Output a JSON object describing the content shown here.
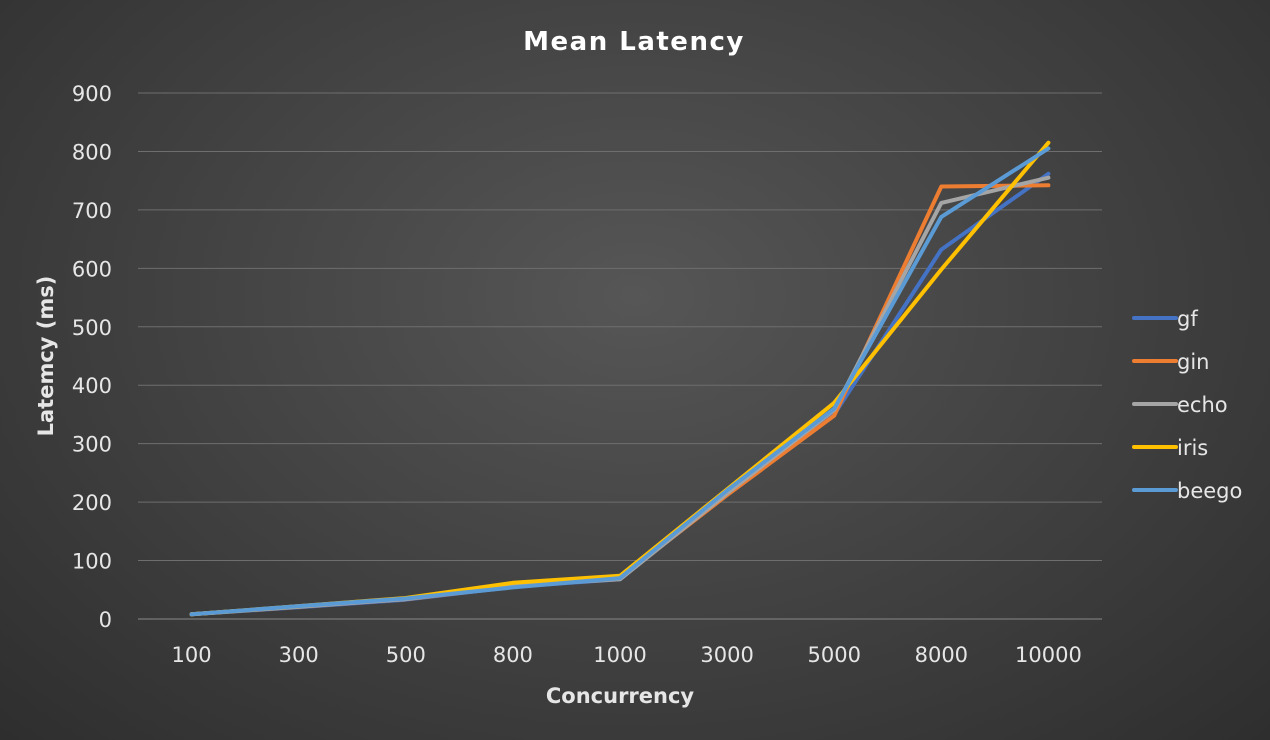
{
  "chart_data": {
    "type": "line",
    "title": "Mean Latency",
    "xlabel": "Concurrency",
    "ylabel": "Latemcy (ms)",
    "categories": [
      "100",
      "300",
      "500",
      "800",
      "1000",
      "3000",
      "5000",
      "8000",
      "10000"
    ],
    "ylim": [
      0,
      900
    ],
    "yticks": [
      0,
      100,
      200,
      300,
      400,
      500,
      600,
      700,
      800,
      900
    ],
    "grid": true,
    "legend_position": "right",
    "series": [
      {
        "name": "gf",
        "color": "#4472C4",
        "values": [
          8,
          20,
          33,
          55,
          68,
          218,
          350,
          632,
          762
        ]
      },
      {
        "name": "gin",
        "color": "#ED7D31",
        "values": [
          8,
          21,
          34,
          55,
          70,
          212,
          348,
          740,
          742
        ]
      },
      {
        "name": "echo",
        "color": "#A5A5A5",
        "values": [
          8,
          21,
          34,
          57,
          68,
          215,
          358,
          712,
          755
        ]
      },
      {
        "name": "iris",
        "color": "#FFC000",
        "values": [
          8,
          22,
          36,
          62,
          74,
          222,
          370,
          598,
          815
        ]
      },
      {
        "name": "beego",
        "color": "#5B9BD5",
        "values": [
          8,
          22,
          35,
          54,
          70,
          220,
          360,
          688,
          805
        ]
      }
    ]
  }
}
++++++++
## Stated exercise:
Copy out each line in the listing that has the word "name".

## Answer in full:
        "name": "gf",
        "name": "gin",
        "name": "echo",
        "name": "iris",
        "name": "beego",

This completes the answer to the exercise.